**Written problem**
All of the data below must be repeated exactly.
######
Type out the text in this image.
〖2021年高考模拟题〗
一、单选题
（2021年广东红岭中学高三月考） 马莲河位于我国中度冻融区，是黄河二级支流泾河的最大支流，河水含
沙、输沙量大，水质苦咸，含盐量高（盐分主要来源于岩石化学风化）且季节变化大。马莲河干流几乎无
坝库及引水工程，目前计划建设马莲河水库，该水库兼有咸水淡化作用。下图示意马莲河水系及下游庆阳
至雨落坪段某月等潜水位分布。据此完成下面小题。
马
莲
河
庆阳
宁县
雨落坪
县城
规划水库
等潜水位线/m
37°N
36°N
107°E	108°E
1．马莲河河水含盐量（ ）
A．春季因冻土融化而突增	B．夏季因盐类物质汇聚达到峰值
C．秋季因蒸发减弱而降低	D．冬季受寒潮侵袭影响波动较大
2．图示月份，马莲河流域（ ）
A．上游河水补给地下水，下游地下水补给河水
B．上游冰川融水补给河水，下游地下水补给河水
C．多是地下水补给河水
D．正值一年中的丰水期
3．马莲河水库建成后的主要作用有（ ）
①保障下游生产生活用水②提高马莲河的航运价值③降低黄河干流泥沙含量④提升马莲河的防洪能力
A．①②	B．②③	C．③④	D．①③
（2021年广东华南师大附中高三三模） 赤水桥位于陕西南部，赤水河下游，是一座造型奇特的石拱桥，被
######
**Exercise response**
Type out the text in this image.
〖2021年高考模拟题〗
一、单选题
（2021年广东红岭中学高三月考） 马莲河位于我国中度冻融区，是黄河二级支流泾河的最大支流，河水含
沙、输沙量大，水质苦咸，含盐量高（盐分主要来源于岩石化学风化）且季节变化大。马莲河干流几乎无
坝库及引水工程，目前计划建设马莲河水库，该水库兼有咸水淡化作用。下图示意马莲河水系及下游庆阳
至雨落坪段某月等潜水位分布。据此完成下面小题。
马
莲
河
庆阳
宁县
雨落坪
县城
规划水库
等潜水位线/m
37°N
36°N
107°E	108°E
1．马莲河河水含盐量（ ）
A．春季因冻土融化而突增	B．夏季因盐类物质汇聚达到峰值
C．秋季因蒸发减弱而降低	D．冬季受寒潮侵袭影响波动较大
2．图示月份，马莲河流域（ ）
A．上游河水补给地下水，下游地下水补给河水
B．上游冰川融水补给河水，下游地下水补给河水
C．多是地下水补给河水
D．正值一年中的丰水期
3．马莲河水库建成后的主要作用有（ ）
①保障下游生产生活用水②提高马莲河的航运价值③降低黄河干流泥沙含量④提升马莲河的防洪能力
A．①②	B．②③	C．③④	D．①③
（2021年广东华南师大附中高三三模） 赤水桥位于陕西南部，赤水河下游，是一座造型奇特的石拱桥，被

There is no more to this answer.